** begin Exercise inputs **

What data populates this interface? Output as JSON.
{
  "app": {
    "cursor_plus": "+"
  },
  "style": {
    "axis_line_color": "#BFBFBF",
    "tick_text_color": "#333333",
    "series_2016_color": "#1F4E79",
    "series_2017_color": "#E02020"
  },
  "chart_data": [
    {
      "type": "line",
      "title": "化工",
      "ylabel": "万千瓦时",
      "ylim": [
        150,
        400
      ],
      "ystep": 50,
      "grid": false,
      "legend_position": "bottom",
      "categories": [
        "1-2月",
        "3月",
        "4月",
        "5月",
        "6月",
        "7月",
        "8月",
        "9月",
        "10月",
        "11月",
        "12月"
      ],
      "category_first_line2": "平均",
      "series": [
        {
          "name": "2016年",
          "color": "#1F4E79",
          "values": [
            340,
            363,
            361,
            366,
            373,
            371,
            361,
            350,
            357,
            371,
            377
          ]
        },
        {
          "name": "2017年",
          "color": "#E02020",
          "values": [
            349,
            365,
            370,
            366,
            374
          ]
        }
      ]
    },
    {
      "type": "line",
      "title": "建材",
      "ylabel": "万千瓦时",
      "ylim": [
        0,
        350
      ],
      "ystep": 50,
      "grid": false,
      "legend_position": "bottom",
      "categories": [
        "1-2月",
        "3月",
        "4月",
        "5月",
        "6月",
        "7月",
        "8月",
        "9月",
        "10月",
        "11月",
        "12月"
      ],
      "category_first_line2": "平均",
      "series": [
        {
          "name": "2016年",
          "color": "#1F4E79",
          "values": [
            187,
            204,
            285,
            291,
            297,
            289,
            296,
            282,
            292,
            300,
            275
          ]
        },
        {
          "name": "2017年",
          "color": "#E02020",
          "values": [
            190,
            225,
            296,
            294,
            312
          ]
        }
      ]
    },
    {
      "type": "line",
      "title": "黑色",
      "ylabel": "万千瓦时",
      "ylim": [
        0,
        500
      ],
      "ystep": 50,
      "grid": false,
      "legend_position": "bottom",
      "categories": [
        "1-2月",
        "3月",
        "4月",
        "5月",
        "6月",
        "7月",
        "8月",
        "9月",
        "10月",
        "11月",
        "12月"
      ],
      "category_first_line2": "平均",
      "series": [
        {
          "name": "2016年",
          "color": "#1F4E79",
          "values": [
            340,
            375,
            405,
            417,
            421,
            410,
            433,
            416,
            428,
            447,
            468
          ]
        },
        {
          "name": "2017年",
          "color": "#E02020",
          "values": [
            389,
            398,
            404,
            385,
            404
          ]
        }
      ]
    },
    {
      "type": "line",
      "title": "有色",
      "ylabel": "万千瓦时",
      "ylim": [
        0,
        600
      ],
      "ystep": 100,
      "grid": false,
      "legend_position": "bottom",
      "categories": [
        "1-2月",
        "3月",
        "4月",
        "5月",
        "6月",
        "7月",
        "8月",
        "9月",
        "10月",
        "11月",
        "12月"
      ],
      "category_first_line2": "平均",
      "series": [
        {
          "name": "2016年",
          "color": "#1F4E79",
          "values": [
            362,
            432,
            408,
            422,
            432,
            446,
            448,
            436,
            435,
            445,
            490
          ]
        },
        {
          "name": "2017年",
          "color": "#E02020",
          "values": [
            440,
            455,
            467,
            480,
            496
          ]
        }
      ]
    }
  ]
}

** end Exercise inputs **

Exercise goal: Transcribe the data. Leave every line exactly as it is.

Finished answer:
What data populates this interface? Output as JSON.
{
  "app": {
    "cursor_plus": "+"
  },
  "style": {
    "axis_line_color": "#BFBFBF",
    "tick_text_color": "#333333",
    "series_2016_color": "#1F4E79",
    "series_2017_color": "#E02020"
  },
  "chart_data": [
    {
      "type": "line",
      "title": "化工",
      "ylabel": "万千瓦时",
      "ylim": [
        150,
        400
      ],
      "ystep": 50,
      "grid": false,
      "legend_position": "bottom",
      "categories": [
        "1-2月",
        "3月",
        "4月",
        "5月",
        "6月",
        "7月",
        "8月",
        "9月",
        "10月",
        "11月",
        "12月"
      ],
      "category_first_line2": "平均",
      "series": [
        {
          "name": "2016年",
          "color": "#1F4E79",
          "values": [
            340,
            363,
            361,
            366,
            373,
            371,
            361,
            350,
            357,
            371,
            377
          ]
        },
        {
          "name": "2017年",
          "color": "#E02020",
          "values": [
            349,
            365,
            370,
            366,
            374
          ]
        }
      ]
    },
    {
      "type": "line",
      "title": "建材",
      "ylabel": "万千瓦时",
      "ylim": [
        0,
        350
      ],
      "ystep": 50,
      "grid": false,
      "legend_position": "bottom",
      "categories": [
        "1-2月",
        "3月",
        "4月",
        "5月",
        "6月",
        "7月",
        "8月",
        "9月",
        "10月",
        "11月",
        "12月"
      ],
      "category_first_line2": "平均",
      "series": [
        {
          "name": "2016年",
          "color": "#1F4E79",
          "values": [
            187,
            204,
            285,
            291,
            297,
            289,
            296,
            282,
            292,
            300,
            275
          ]
        },
        {
          "name": "2017年",
          "color": "#E02020",
          "values": [
            190,
            225,
            296,
            294,
            312
          ]
        }
      ]
    },
    {
      "type": "line",
      "title": "黑色",
      "ylabel": "万千瓦时",
      "ylim": [
        0,
        500
      ],
      "ystep": 50,
      "grid": false,
      "legend_position": "bottom",
      "categories": [
        "1-2月",
        "3月",
        "4月",
        "5月",
        "6月",
        "7月",
        "8月",
        "9月",
        "10月",
        "11月",
        "12月"
      ],
      "category_first_line2": "平均",
      "series": [
        {
          "name": "2016年",
          "color": "#1F4E79",
          "values": [
            340,
            375,
            405,
            417,
            421,
            410,
            433,
            416,
            428,
            447,
            468
          ]
        },
        {
          "name": "2017年",
          "color": "#E02020",
          "values": [
            389,
            398,
            404,
            385,
            404
          ]
        }
      ]
    },
    {
      "type": "line",
      "title": "有色",
      "ylabel": "万千瓦时",
      "ylim": [
        0,
        600
      ],
      "ystep": 100,
      "grid": false,
      "legend_position": "bottom",
      "categories": [
        "1-2月",
        "3月",
        "4月",
        "5月",
        "6月",
        "7月",
        "8月",
        "9月",
        "10月",
        "11月",
        "12月"
      ],
      "category_first_line2": "平均",
      "series": [
        {
          "name": "2016年",
          "color": "#1F4E79",
          "values": [
            362,
            432,
            408,
            422,
            432,
            446,
            448,
            436,
            435,
            445,
            490
          ]
        },
        {
          "name": "2017年",
          "color": "#E02020",
          "values": [
            440,
            455,
            467,
            480,
            496
          ]
        }
      ]
    }
  ]
}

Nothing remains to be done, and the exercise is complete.